Rows.

# # # # #

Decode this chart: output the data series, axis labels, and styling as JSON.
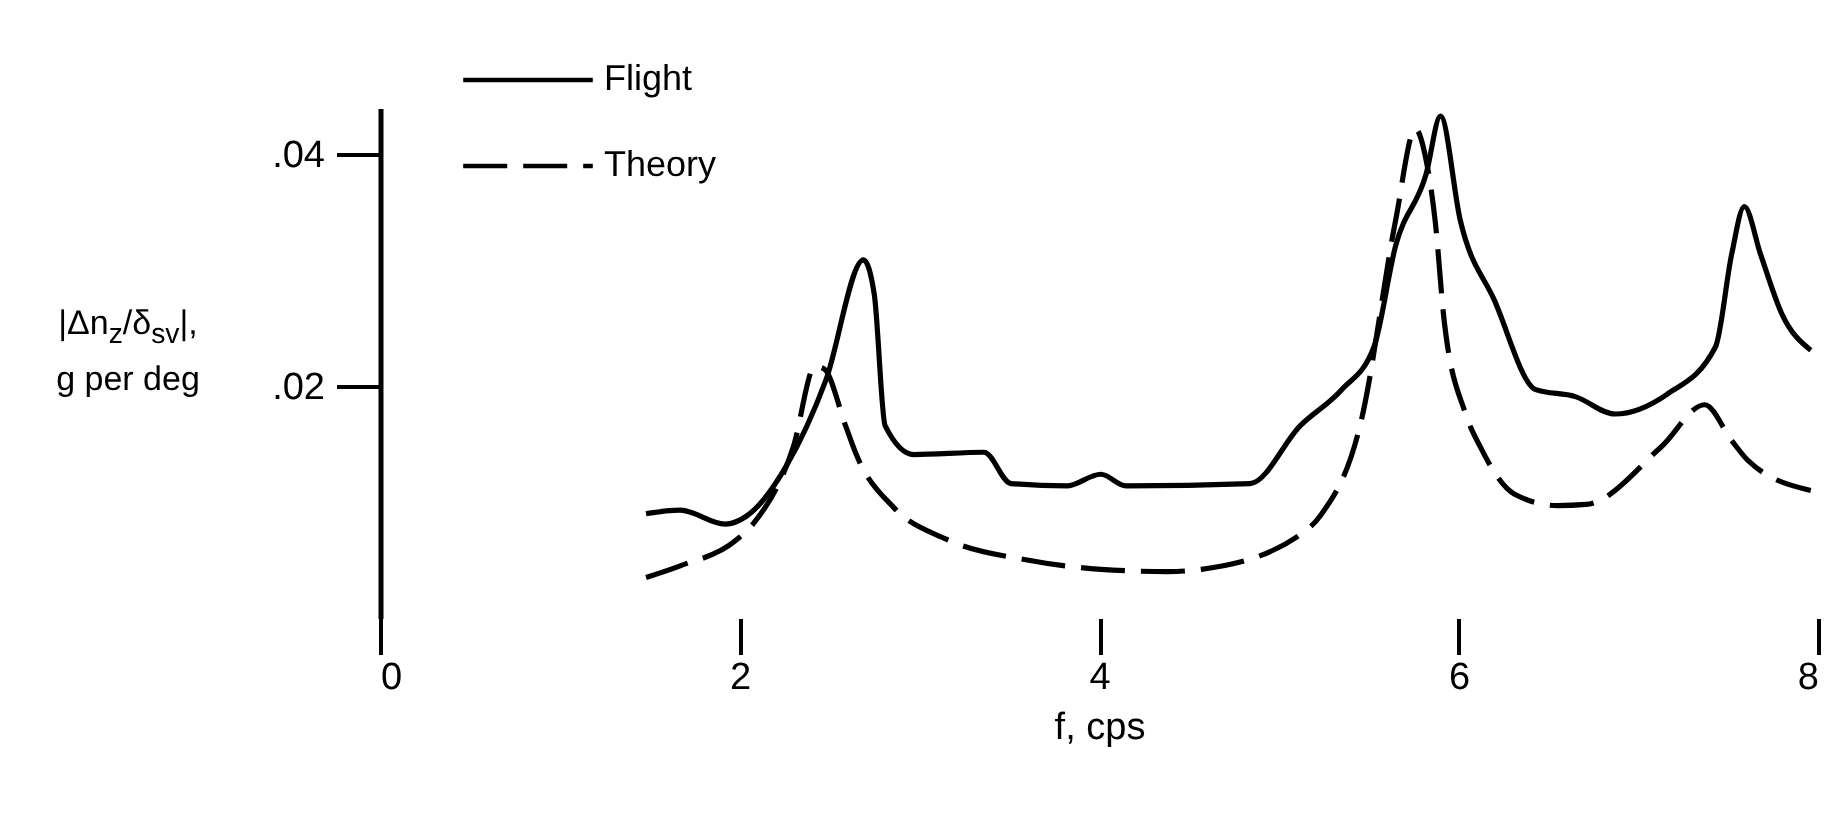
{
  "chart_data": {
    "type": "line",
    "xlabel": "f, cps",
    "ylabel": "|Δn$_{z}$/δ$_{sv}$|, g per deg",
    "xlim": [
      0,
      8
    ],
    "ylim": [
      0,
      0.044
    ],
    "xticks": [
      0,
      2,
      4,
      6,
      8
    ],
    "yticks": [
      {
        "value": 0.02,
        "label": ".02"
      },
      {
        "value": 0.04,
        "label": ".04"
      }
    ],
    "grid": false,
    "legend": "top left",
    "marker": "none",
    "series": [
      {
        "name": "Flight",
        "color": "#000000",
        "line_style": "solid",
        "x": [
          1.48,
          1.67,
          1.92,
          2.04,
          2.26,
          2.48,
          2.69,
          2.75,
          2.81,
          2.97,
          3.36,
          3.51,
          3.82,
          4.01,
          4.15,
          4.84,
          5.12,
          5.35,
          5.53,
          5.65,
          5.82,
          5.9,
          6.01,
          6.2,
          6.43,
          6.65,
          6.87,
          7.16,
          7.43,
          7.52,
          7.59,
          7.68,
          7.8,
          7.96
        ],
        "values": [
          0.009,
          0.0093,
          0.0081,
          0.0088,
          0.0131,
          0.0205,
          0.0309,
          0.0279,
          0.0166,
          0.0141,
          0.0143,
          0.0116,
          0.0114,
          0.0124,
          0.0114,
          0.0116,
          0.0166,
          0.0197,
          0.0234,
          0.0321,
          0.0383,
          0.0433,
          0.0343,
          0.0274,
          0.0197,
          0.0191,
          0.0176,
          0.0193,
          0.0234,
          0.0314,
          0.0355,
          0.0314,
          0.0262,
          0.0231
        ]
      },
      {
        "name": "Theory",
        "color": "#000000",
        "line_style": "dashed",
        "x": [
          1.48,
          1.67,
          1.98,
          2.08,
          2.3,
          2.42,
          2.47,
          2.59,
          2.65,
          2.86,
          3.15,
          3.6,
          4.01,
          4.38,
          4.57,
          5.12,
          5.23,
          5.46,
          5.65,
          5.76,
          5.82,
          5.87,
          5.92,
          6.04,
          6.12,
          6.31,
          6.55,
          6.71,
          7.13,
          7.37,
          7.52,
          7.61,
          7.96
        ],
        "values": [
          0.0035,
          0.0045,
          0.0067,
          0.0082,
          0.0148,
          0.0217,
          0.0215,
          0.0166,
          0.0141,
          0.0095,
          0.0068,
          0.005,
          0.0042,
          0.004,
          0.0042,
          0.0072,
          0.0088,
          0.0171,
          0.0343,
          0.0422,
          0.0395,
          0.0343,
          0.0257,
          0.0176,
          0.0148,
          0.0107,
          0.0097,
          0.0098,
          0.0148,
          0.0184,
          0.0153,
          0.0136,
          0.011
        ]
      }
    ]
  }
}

# # # # #

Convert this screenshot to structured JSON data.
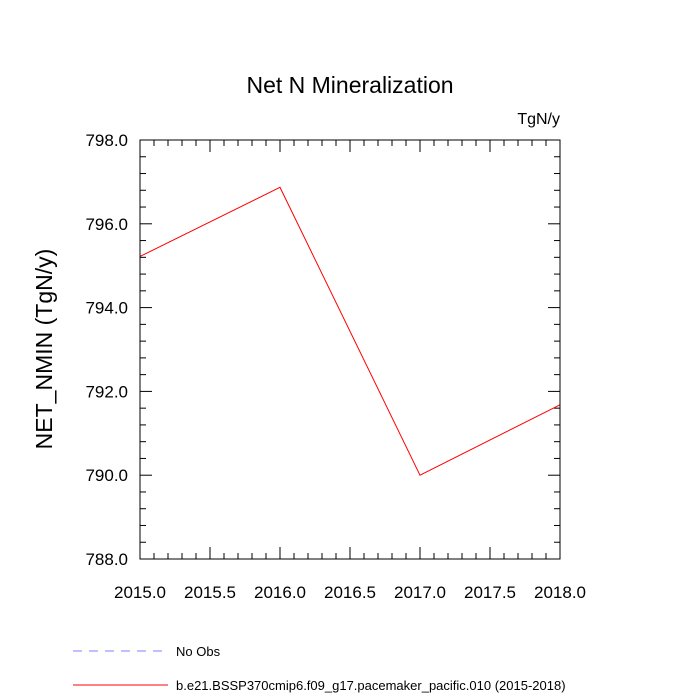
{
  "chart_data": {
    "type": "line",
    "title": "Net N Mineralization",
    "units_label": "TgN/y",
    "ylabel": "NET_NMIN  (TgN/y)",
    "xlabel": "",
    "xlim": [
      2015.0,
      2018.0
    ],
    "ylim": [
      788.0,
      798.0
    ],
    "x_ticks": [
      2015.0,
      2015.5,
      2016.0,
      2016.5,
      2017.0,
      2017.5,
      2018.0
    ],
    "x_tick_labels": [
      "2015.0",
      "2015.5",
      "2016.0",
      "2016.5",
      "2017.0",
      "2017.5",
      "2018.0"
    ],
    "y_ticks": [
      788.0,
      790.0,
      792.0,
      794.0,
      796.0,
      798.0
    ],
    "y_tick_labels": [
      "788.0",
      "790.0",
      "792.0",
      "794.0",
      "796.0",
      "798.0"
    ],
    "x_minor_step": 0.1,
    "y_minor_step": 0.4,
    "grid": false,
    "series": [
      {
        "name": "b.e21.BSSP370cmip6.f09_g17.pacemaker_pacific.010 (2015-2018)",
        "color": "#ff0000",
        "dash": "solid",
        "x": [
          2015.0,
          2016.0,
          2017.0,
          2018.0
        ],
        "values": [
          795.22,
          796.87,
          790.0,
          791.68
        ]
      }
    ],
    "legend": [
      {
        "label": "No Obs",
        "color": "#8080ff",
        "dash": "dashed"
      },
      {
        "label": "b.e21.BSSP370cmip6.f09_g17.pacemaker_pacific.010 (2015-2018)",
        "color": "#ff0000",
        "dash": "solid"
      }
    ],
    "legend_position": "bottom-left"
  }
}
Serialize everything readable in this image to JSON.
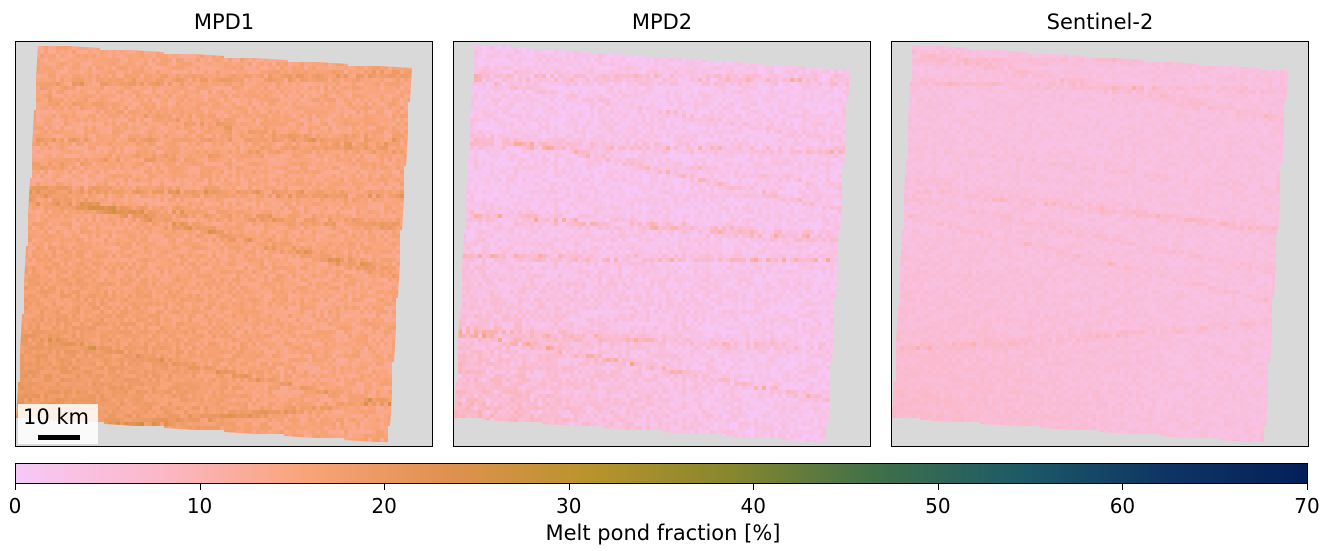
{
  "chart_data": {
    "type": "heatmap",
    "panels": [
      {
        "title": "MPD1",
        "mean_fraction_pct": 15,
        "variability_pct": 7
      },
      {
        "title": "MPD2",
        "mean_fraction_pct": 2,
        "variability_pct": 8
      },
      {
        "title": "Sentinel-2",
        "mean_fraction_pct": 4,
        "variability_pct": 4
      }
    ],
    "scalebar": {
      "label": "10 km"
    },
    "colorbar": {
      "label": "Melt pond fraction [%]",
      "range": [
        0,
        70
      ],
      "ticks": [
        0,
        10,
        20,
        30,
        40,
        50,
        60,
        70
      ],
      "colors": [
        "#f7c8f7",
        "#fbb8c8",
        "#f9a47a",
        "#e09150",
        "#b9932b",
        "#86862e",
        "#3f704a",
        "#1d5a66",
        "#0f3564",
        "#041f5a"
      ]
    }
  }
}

# # # # #

Written request. Copy every line of the listing containing the string "solid".

Solution for this task.
        "line_style": "solid",
        "dash": "solid",
        "dash": "solid"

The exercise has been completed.